→ Records shown:
────────────────

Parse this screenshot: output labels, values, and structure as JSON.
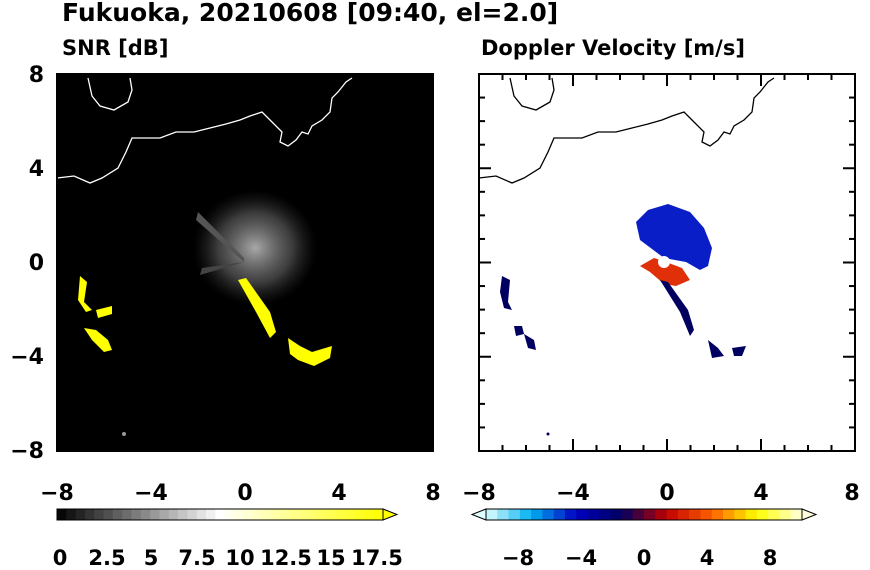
{
  "figure": {
    "title": "Fukuoka, 20210608 [09:40, el=2.0]"
  },
  "chart_data": [
    {
      "type": "heatmap",
      "title": "SNR [dB]",
      "xlim": [
        -8,
        8
      ],
      "ylim": [
        -8,
        8
      ],
      "xticks": [
        "−8",
        "−4",
        "0",
        "4",
        "8"
      ],
      "yticks": [
        "8",
        "4",
        "0",
        "−4",
        "−8"
      ],
      "colorbar": {
        "min": 0,
        "max": 17.5,
        "extend": "max",
        "ticks": [
          "0",
          "2.5",
          "5",
          "7.5",
          "10",
          "12.5",
          "15",
          "17.5"
        ],
        "colors": [
          "#000000",
          "#ffffff",
          "#ffff00"
        ]
      },
      "background_color": "#000000",
      "coastline_color": "#ffffff"
    },
    {
      "type": "heatmap",
      "title": "Doppler Velocity [m/s]",
      "xlim": [
        -8,
        8
      ],
      "ylim": [
        -8,
        8
      ],
      "xticks": [
        "−8",
        "−4",
        "0",
        "4",
        "8"
      ],
      "yticks": [
        "8",
        "4",
        "0",
        "−4",
        "−8"
      ],
      "colorbar": {
        "min": -10,
        "max": 10,
        "extend": "both",
        "ticks": [
          "−8",
          "−4",
          "0",
          "4",
          "8"
        ],
        "colors": [
          "#e0ffff",
          "#00b0f0",
          "#0000c0",
          "#000060",
          "#c00000",
          "#ff6000",
          "#ffff00",
          "#ffffe0"
        ]
      },
      "background_color": "#ffffff",
      "coastline_color": "#000000"
    }
  ]
}
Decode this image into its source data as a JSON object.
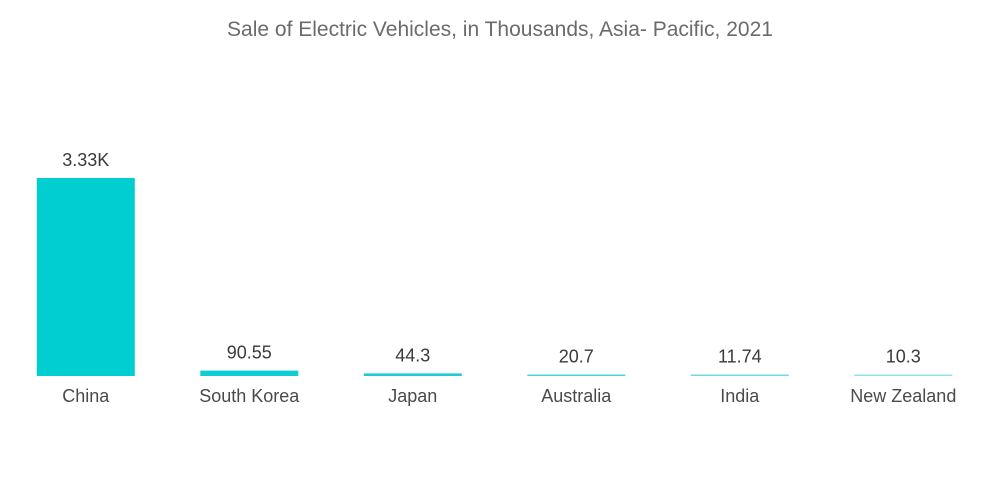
{
  "chart_data": {
    "type": "bar",
    "title": "Sale of Electric Vehicles, in Thousands, Asia- Pacific, 2021",
    "xlabel": "",
    "ylabel": "",
    "grid": false,
    "categories": [
      "China",
      "South Korea",
      "Japan",
      "Australia",
      "India",
      "New Zealand"
    ],
    "values": [
      3330,
      90.55,
      44.3,
      20.7,
      11.74,
      10.3
    ],
    "value_labels": [
      "3.33K",
      "90.55",
      "44.3",
      "20.7",
      "11.74",
      "10.3"
    ],
    "bar_colors": [
      "#00CED1",
      "#10CDD3",
      "#1FCCD2",
      "#4AD6DB",
      "#6BDDE1",
      "#8FE3E7"
    ],
    "ylim": [
      0,
      3330
    ]
  }
}
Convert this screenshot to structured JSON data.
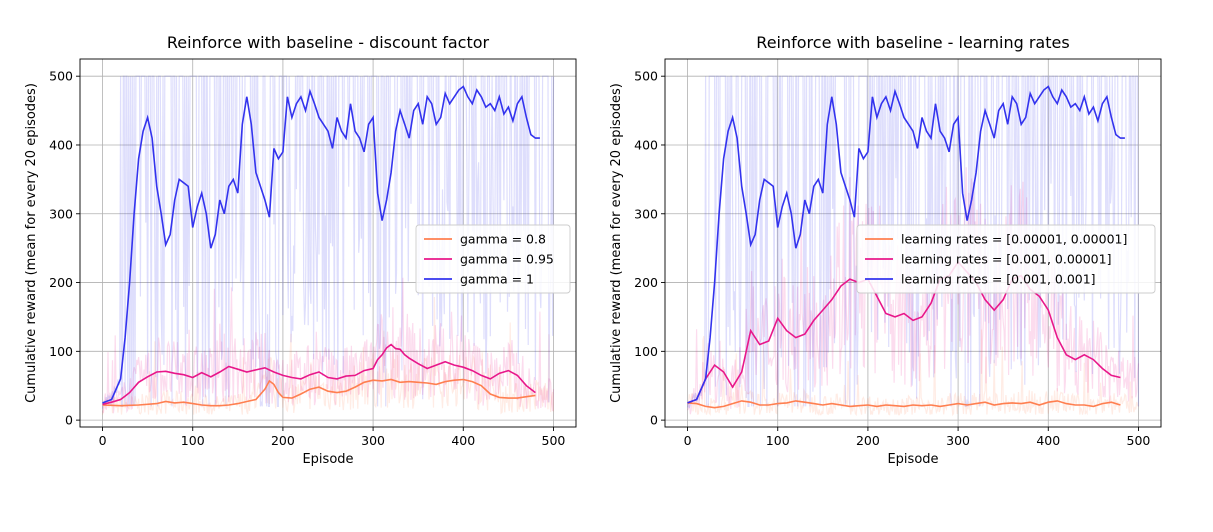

────────────────

→ What this task involves:
Only a number is wanted: how many lines of the material above hold "JSON"?

→ Result for this task:
3